Exercise instructions:
Each line that holds the word "xlabel" should be returned.

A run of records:

--------------------------------------------------

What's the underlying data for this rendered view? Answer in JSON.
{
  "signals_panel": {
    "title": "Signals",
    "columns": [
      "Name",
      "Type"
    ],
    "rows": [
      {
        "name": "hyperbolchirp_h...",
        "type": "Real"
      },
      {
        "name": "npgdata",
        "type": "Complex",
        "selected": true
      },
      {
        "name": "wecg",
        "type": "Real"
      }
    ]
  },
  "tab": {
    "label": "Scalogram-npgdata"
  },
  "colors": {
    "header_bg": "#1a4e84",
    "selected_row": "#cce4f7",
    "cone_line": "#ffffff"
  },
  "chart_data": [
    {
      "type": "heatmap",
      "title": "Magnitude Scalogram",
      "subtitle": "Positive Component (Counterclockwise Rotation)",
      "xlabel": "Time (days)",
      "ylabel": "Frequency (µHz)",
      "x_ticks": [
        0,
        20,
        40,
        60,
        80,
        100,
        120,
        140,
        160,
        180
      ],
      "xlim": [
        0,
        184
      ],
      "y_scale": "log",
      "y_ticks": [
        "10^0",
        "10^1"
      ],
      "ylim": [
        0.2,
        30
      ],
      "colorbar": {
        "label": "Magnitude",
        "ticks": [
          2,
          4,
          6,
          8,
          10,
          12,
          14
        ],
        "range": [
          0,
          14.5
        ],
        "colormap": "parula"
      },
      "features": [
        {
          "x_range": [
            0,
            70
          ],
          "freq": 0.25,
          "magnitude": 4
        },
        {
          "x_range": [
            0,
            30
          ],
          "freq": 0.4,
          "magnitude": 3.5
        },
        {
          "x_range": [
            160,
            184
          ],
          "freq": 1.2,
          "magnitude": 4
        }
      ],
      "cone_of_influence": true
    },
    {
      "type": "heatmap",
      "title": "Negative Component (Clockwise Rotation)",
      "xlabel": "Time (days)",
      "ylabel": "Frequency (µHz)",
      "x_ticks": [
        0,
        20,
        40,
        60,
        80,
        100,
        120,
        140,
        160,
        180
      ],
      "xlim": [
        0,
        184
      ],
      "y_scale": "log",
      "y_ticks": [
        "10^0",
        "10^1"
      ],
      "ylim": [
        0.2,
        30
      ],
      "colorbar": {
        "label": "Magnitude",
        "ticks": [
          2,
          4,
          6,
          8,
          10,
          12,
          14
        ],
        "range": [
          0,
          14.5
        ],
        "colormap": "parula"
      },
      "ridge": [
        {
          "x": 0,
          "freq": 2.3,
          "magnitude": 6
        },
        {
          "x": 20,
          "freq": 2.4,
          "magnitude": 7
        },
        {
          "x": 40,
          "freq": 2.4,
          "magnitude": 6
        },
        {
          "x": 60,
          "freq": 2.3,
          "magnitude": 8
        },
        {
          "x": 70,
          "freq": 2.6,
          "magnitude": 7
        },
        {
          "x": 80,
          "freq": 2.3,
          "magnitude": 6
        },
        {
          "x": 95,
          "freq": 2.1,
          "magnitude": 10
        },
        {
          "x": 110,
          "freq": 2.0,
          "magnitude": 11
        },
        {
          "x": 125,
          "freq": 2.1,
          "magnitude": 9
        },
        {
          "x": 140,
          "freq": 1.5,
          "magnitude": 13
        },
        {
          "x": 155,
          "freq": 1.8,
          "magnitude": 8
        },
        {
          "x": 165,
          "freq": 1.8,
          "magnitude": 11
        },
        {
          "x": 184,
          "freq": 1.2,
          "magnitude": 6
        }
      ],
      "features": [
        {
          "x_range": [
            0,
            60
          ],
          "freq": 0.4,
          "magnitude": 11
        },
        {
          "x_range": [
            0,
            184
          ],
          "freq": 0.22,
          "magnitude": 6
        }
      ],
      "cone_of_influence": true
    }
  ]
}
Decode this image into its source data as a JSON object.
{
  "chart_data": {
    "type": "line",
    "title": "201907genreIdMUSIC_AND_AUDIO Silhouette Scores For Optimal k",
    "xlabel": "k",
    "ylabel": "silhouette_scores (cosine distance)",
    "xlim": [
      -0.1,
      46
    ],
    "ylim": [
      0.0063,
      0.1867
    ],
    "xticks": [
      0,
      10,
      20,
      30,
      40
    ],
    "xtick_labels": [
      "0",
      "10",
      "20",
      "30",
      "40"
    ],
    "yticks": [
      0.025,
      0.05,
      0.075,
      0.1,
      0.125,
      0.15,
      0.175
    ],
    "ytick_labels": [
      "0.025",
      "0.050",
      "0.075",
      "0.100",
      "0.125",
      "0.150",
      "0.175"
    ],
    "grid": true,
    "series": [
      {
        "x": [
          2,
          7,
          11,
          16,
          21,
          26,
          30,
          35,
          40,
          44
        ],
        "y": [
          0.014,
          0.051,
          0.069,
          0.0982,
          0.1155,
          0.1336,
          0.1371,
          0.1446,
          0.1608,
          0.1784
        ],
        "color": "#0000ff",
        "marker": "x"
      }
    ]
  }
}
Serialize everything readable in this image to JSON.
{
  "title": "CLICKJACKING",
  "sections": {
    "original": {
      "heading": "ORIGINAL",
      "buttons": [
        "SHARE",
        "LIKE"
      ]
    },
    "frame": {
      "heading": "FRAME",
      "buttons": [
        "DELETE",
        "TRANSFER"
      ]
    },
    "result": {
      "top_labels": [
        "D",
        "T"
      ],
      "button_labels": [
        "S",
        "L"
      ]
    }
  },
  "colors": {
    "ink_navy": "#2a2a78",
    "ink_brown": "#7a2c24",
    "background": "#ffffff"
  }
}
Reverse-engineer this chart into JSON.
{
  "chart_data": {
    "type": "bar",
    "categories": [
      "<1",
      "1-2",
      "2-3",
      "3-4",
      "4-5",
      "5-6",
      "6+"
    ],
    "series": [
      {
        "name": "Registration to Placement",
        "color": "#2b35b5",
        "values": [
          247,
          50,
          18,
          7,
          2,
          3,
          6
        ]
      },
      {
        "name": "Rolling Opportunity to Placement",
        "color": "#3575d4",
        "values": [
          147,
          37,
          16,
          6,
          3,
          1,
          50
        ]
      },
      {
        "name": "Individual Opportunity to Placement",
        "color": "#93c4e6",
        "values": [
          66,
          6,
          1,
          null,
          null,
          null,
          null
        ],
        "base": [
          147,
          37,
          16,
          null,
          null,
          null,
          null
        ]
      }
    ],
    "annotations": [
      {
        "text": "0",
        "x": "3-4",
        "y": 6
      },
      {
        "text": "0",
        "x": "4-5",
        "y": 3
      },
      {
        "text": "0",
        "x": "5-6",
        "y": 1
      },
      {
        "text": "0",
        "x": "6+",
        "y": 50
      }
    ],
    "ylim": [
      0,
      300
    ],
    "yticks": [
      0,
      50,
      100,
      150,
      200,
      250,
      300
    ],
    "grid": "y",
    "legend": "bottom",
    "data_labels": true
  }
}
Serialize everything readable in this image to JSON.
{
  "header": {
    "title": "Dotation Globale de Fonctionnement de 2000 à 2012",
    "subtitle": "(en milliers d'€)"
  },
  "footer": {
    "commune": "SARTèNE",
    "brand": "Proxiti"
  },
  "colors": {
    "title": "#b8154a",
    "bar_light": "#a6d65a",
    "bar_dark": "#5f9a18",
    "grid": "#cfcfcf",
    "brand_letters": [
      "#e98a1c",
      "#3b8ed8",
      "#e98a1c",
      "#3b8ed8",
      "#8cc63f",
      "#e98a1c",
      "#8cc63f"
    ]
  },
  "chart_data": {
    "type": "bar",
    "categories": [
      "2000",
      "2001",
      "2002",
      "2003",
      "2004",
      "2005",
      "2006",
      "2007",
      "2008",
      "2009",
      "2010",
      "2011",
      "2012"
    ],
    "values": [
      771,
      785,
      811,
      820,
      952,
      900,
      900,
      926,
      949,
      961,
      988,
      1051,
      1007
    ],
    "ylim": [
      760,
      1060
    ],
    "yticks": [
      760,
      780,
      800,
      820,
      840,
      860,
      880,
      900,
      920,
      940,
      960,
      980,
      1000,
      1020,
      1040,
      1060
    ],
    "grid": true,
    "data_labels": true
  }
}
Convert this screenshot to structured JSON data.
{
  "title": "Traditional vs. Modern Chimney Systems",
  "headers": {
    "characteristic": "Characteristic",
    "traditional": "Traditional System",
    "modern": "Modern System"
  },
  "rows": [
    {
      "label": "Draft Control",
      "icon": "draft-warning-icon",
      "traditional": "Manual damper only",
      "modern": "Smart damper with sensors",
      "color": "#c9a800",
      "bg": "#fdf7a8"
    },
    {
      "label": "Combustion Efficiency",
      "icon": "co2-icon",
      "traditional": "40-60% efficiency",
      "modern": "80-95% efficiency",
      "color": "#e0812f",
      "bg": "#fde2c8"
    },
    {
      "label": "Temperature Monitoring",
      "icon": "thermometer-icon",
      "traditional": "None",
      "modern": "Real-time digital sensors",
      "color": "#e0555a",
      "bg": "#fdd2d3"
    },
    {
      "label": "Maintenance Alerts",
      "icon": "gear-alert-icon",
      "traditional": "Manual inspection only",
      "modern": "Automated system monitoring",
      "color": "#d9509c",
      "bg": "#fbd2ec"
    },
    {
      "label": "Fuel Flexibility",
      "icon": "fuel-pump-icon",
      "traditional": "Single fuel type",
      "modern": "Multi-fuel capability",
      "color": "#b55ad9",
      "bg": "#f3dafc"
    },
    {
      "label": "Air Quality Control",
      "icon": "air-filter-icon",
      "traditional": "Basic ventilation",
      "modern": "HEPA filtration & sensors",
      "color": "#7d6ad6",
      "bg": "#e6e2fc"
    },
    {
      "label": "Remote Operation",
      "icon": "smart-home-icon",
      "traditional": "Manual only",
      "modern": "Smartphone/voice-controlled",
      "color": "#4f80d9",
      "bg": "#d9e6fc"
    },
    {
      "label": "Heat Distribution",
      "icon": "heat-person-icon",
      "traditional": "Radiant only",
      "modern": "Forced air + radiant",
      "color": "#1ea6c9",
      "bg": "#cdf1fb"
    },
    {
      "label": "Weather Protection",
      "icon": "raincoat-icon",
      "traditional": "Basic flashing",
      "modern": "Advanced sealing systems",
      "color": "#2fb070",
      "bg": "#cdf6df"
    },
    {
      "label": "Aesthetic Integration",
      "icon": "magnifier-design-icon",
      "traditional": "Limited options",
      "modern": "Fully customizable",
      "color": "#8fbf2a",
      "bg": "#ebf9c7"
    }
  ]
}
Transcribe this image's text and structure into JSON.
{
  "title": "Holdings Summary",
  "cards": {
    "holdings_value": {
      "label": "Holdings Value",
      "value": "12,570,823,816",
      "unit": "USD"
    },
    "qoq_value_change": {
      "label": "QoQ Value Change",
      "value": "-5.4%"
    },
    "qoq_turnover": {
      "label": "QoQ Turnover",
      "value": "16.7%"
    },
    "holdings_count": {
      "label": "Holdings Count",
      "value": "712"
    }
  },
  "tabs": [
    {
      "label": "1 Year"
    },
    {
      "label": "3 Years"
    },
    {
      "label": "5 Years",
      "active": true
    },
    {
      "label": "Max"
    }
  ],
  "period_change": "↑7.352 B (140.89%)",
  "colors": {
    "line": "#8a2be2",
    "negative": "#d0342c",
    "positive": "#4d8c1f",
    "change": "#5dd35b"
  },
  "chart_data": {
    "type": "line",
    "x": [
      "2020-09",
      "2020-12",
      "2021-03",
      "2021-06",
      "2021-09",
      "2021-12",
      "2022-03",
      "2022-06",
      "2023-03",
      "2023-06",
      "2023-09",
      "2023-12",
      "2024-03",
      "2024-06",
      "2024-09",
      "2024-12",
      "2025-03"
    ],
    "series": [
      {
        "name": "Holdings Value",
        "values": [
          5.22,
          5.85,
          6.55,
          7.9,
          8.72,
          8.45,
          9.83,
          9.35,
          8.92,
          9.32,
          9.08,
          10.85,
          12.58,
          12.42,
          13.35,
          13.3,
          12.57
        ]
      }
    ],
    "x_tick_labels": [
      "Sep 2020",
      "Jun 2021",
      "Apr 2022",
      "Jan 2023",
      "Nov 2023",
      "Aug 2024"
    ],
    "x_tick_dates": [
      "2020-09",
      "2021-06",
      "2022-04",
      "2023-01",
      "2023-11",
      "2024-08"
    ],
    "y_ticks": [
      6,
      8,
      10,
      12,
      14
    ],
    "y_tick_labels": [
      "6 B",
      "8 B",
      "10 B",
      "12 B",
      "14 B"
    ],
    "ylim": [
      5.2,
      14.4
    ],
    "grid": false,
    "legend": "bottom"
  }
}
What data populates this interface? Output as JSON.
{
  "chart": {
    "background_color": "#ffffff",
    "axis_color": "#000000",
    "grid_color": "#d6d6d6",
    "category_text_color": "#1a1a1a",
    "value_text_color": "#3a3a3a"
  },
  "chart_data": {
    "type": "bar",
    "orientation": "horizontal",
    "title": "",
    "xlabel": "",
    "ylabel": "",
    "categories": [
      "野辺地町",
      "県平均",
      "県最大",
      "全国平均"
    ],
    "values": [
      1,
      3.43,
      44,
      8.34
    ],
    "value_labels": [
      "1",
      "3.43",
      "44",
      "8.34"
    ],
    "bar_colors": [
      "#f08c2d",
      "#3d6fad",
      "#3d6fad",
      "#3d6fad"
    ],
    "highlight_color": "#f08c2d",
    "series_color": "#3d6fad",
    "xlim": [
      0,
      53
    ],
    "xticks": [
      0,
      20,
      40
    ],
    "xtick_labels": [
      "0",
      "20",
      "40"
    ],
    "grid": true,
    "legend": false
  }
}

--------------------------------------------------

Written solution:
      "xlabel": "Time (days)",
      "xlabel": "Time (days)",
    "xlabel": "k",
    "xlabel": "",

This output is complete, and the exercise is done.